(Chart and figure data)
[Start]
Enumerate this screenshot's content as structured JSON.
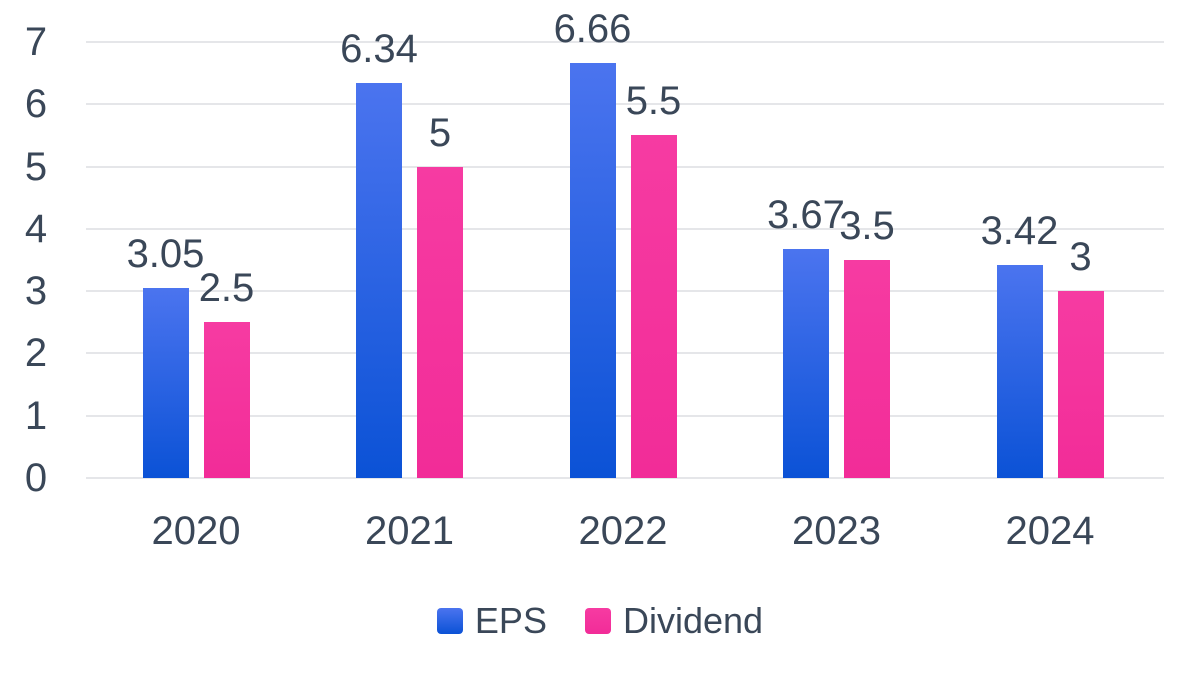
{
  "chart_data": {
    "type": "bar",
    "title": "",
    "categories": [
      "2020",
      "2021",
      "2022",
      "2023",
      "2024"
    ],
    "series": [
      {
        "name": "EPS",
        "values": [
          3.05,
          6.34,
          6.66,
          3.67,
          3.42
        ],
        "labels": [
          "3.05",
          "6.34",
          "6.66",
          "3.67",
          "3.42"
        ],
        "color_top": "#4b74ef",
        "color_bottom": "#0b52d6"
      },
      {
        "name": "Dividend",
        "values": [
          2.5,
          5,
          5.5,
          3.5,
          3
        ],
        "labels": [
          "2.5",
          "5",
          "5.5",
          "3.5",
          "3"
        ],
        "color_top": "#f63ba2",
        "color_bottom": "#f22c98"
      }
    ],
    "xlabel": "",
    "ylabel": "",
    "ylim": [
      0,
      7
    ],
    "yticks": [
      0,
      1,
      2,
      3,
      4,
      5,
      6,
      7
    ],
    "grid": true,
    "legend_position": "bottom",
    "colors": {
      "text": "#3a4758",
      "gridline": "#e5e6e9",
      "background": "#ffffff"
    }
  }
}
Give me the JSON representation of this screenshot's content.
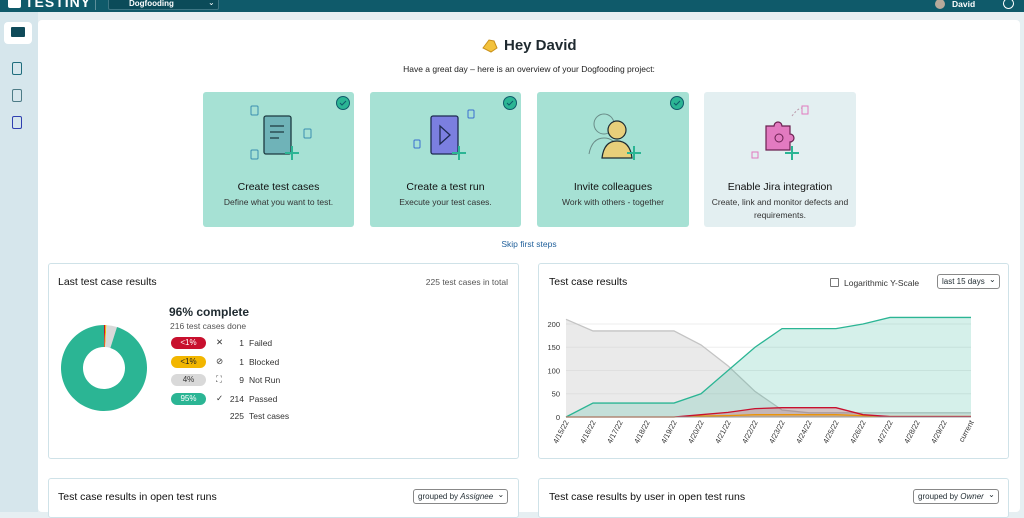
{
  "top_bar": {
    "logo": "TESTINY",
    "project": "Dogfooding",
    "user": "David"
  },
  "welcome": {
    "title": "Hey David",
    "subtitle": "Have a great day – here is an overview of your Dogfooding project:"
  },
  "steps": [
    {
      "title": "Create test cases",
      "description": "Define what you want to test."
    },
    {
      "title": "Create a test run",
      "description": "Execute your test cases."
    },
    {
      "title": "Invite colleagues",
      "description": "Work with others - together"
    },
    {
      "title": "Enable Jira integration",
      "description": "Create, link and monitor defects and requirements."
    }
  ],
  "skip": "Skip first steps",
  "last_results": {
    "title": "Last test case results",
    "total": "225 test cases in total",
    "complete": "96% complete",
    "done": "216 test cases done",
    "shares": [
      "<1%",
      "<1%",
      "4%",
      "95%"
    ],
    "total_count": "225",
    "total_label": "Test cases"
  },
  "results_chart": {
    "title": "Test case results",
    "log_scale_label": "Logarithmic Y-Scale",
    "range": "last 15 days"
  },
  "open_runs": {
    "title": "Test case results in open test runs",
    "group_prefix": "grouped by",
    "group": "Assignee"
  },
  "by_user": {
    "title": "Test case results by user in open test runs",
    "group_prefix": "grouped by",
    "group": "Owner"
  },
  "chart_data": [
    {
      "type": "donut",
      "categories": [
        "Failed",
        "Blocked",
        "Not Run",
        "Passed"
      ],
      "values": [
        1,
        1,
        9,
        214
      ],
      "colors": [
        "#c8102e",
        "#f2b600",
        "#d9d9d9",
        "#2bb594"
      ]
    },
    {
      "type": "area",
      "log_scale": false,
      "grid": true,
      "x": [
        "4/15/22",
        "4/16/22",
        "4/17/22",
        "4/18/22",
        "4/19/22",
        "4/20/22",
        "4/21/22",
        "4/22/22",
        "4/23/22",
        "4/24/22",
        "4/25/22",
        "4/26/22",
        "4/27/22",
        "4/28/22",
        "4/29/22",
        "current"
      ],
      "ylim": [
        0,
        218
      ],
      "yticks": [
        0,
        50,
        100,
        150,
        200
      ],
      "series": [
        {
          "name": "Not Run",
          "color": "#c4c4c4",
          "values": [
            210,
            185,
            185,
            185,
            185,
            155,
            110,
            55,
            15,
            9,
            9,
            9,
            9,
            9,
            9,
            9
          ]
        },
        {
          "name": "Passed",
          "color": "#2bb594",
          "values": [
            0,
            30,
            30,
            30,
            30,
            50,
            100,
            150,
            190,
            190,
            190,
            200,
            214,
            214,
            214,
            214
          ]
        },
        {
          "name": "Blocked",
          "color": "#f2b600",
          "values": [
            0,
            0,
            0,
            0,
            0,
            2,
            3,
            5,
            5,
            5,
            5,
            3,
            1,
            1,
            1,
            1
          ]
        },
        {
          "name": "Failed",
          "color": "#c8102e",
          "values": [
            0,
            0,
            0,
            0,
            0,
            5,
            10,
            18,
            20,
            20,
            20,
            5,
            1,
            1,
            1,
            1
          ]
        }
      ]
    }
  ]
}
[End]
Repeat all of the records verbatim, leaving out the pictures.

Enumerate this screenshot's content as structured JSON.
{
  "chart_data": {
    "type": "bar",
    "title": "",
    "categories": [
      "2020",
      "2021",
      "2022",
      "2023",
      "2024"
    ],
    "series": [
      {
        "name": "EPS",
        "values": [
          3.05,
          6.34,
          6.66,
          3.67,
          3.42
        ],
        "labels": [
          "3.05",
          "6.34",
          "6.66",
          "3.67",
          "3.42"
        ],
        "color_top": "#4b74ef",
        "color_bottom": "#0b52d6"
      },
      {
        "name": "Dividend",
        "values": [
          2.5,
          5,
          5.5,
          3.5,
          3
        ],
        "labels": [
          "2.5",
          "5",
          "5.5",
          "3.5",
          "3"
        ],
        "color_top": "#f63ba2",
        "color_bottom": "#f22c98"
      }
    ],
    "xlabel": "",
    "ylabel": "",
    "ylim": [
      0,
      7
    ],
    "yticks": [
      0,
      1,
      2,
      3,
      4,
      5,
      6,
      7
    ],
    "grid": true,
    "legend_position": "bottom",
    "colors": {
      "text": "#3a4758",
      "gridline": "#e5e6e9",
      "background": "#ffffff"
    }
  }
}
Give me the JSON representation of this screenshot's content.
{
  "top_bar": {
    "logo": "TESTINY",
    "project": "Dogfooding",
    "user": "David"
  },
  "welcome": {
    "title": "Hey David",
    "subtitle": "Have a great day – here is an overview of your Dogfooding project:"
  },
  "steps": [
    {
      "title": "Create test cases",
      "description": "Define what you want to test."
    },
    {
      "title": "Create a test run",
      "description": "Execute your test cases."
    },
    {
      "title": "Invite colleagues",
      "description": "Work with others - together"
    },
    {
      "title": "Enable Jira integration",
      "description": "Create, link and monitor defects and requirements."
    }
  ],
  "skip": "Skip first steps",
  "last_results": {
    "title": "Last test case results",
    "total": "225 test cases in total",
    "complete": "96% complete",
    "done": "216 test cases done",
    "shares": [
      "<1%",
      "<1%",
      "4%",
      "95%"
    ],
    "total_count": "225",
    "total_label": "Test cases"
  },
  "results_chart": {
    "title": "Test case results",
    "log_scale_label": "Logarithmic Y-Scale",
    "range": "last 15 days"
  },
  "open_runs": {
    "title": "Test case results in open test runs",
    "group_prefix": "grouped by",
    "group": "Assignee"
  },
  "by_user": {
    "title": "Test case results by user in open test runs",
    "group_prefix": "grouped by",
    "group": "Owner"
  },
  "chart_data": [
    {
      "type": "donut",
      "categories": [
        "Failed",
        "Blocked",
        "Not Run",
        "Passed"
      ],
      "values": [
        1,
        1,
        9,
        214
      ],
      "colors": [
        "#c8102e",
        "#f2b600",
        "#d9d9d9",
        "#2bb594"
      ]
    },
    {
      "type": "area",
      "log_scale": false,
      "grid": true,
      "x": [
        "4/15/22",
        "4/16/22",
        "4/17/22",
        "4/18/22",
        "4/19/22",
        "4/20/22",
        "4/21/22",
        "4/22/22",
        "4/23/22",
        "4/24/22",
        "4/25/22",
        "4/26/22",
        "4/27/22",
        "4/28/22",
        "4/29/22",
        "current"
      ],
      "ylim": [
        0,
        218
      ],
      "yticks": [
        0,
        50,
        100,
        150,
        200
      ],
      "series": [
        {
          "name": "Not Run",
          "color": "#c4c4c4",
          "values": [
            210,
            185,
            185,
            185,
            185,
            155,
            110,
            55,
            15,
            9,
            9,
            9,
            9,
            9,
            9,
            9
          ]
        },
        {
          "name": "Passed",
          "color": "#2bb594",
          "values": [
            0,
            30,
            30,
            30,
            30,
            50,
            100,
            150,
            190,
            190,
            190,
            200,
            214,
            214,
            214,
            214
          ]
        },
        {
          "name": "Blocked",
          "color": "#f2b600",
          "values": [
            0,
            0,
            0,
            0,
            0,
            2,
            3,
            5,
            5,
            5,
            5,
            3,
            1,
            1,
            1,
            1
          ]
        },
        {
          "name": "Failed",
          "color": "#c8102e",
          "values": [
            0,
            0,
            0,
            0,
            0,
            5,
            10,
            18,
            20,
            20,
            20,
            5,
            1,
            1,
            1,
            1
          ]
        }
      ]
    }
  ]
}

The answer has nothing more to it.